**WHAT TO WORK ON:**
1. In the article about new moms spending time online, which virtual-living site is named as a place where users create avatars?
2. Carry on the article about new moms going online, starting after its final paragraph.

"I can be a different person"
If it were just an escape that moms were looking for, however, they could flip on the TV or pick up a book. But according to a recent Babytalk.com poll, more than double the amount of moms choose the computer over books or the boob tube during their babies' naps, showing that they're looking for something more than an escape: connection, yes, but also a way to express themselves.
After giving birth, says Moore, many women feel like they've given up their identity to the all-consuming role of "mother." "It's another sense of loss common in new moms," she says. Flirting with ex-boyfriends on Facebook or buying a handbag online may remind us of the people we used to be -- the working woman, the woman who had time for art projects, the woman who wore skirts and lipstick. "I'm just a mother in real life, but online, I can be a whole person," says Ashley Bryan, a mom of 2-year-old twins from Las Vegas, of her four-hour-a-day online habit.
On virtual-living sites like Second Life, where users create avatars, moms can become anyone from a leather-wearing motorcycle chick to a college cheerleader. In moderation, trying on different personas can be healthy, assures Moore. It becomes problematic when the online identity becomes so appealing that you neglect your real-life role. "My husband feels like I don't spend enough time with him," says Bryan. "He says that every time he's home and can watch the girls, I dash online."

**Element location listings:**
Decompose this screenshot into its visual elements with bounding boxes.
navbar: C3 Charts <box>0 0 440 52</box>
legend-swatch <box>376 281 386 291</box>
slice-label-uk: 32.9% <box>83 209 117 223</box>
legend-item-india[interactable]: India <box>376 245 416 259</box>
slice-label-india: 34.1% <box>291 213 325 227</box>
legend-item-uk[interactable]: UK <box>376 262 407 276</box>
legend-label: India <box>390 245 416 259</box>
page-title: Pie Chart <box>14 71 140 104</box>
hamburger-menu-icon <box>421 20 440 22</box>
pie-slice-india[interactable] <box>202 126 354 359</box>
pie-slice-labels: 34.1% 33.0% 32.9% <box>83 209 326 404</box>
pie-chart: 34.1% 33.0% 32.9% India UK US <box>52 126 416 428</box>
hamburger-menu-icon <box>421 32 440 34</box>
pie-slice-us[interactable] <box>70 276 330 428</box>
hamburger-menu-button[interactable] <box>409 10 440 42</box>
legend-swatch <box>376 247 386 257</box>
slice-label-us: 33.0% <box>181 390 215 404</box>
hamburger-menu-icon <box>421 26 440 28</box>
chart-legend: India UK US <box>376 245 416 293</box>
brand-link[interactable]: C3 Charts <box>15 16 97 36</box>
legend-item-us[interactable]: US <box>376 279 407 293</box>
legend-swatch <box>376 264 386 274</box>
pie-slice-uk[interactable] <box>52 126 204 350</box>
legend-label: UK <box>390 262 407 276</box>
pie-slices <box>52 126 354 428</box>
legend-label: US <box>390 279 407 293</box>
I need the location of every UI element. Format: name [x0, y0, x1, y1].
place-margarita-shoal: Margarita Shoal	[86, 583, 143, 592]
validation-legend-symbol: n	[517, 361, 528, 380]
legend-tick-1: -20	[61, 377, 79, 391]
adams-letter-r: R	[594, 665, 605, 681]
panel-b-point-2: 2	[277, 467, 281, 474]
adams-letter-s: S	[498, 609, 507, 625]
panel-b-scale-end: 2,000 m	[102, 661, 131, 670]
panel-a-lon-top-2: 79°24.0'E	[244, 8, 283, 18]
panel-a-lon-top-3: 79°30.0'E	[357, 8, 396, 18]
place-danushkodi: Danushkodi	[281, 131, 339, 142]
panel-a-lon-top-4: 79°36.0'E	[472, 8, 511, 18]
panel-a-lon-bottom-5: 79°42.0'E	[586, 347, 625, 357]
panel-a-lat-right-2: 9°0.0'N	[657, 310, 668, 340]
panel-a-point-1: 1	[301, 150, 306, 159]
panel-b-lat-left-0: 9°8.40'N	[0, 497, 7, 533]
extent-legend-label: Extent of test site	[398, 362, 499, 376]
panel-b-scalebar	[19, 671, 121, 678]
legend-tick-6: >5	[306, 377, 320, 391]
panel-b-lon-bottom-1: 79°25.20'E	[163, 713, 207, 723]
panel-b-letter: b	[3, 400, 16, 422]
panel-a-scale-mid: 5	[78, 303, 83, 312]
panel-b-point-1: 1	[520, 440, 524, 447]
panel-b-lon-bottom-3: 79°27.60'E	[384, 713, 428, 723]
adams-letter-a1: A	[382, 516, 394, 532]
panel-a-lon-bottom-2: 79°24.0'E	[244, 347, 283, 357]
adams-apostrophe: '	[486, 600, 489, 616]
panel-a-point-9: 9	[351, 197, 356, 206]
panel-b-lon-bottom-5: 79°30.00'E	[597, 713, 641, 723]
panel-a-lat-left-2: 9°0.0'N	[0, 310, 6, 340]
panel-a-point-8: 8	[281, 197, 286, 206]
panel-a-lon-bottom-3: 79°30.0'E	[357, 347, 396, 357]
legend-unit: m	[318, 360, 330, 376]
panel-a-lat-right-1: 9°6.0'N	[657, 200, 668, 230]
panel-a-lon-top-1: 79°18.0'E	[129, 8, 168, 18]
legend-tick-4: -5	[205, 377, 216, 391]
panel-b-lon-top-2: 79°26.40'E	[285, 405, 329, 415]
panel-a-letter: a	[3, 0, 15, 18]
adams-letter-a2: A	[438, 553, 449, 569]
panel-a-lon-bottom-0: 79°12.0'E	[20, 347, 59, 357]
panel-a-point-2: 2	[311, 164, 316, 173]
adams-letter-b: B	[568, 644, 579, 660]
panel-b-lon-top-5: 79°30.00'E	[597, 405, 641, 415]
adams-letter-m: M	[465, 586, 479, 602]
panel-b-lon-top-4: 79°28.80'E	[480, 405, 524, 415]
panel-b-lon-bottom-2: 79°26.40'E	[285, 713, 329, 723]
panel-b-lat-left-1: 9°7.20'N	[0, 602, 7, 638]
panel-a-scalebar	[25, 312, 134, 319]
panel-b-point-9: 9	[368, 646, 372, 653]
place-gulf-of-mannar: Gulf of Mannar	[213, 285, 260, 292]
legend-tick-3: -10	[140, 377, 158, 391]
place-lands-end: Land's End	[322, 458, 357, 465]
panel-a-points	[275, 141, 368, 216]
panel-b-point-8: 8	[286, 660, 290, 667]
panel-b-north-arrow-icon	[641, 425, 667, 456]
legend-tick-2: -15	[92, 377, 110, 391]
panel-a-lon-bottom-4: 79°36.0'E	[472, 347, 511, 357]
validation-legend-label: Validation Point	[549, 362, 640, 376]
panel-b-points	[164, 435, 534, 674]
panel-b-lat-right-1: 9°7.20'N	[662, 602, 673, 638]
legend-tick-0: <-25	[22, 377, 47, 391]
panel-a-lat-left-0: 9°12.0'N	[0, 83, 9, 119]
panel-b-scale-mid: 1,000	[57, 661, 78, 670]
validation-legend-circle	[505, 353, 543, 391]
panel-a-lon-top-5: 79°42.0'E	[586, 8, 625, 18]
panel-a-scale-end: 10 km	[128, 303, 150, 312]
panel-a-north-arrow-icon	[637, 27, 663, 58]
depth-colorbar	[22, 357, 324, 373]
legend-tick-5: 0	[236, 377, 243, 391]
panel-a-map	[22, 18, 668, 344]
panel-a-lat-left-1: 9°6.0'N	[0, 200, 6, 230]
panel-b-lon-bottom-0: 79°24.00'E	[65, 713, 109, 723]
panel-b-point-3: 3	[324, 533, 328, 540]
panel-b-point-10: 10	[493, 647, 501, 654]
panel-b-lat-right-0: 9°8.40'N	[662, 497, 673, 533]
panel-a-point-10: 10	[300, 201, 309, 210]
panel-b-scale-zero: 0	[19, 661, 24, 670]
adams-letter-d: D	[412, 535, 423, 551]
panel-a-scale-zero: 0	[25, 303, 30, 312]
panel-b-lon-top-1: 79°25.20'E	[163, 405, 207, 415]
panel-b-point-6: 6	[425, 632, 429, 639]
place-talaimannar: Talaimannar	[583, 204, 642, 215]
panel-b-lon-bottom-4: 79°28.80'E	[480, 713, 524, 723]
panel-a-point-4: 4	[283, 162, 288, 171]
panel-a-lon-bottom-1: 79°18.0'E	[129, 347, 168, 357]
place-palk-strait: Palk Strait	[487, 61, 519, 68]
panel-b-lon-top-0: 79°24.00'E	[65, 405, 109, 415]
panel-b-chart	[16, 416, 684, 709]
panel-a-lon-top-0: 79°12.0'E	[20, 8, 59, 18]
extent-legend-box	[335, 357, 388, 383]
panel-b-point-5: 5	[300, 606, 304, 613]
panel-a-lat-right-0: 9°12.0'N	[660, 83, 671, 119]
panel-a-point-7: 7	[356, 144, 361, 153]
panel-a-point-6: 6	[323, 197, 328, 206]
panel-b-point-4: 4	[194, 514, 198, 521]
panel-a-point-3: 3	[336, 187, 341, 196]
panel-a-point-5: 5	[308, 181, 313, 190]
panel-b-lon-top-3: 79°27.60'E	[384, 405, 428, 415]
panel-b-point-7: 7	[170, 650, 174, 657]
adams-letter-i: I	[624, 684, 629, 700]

**RESPONSES BY TASK:**
1. Second Life

2.
"I have so much to do!"
Online, you can pay bills, order diapers, upload photos, and look up possible causes of your kid's constipation. In fact, you can almost accomplish too much online. "Ticking items off a to-do list is intoxicating when you feel like you don't have much control over other parts of your life," says Parker (and what's more uncontrollable than life with a newborn?). Diane Anderson, mom of a 7-month-old in Memphis, knows the feeling. "I started following coupon sites and became so engrossed in finding deals that I neglected the important things, like time with my son, for a while."
After the Internet, real life can seem, well, unproductive. "When I play with my boys, I feel like I should be getting something done," says one mom of 18-month-old twins in New York City. "I almost get antsy just hanging out with them, and I take regular breaks to check my e-mail, respond to a Facebook friend request, or order photos from Snapfish. I'm addicted to online errands."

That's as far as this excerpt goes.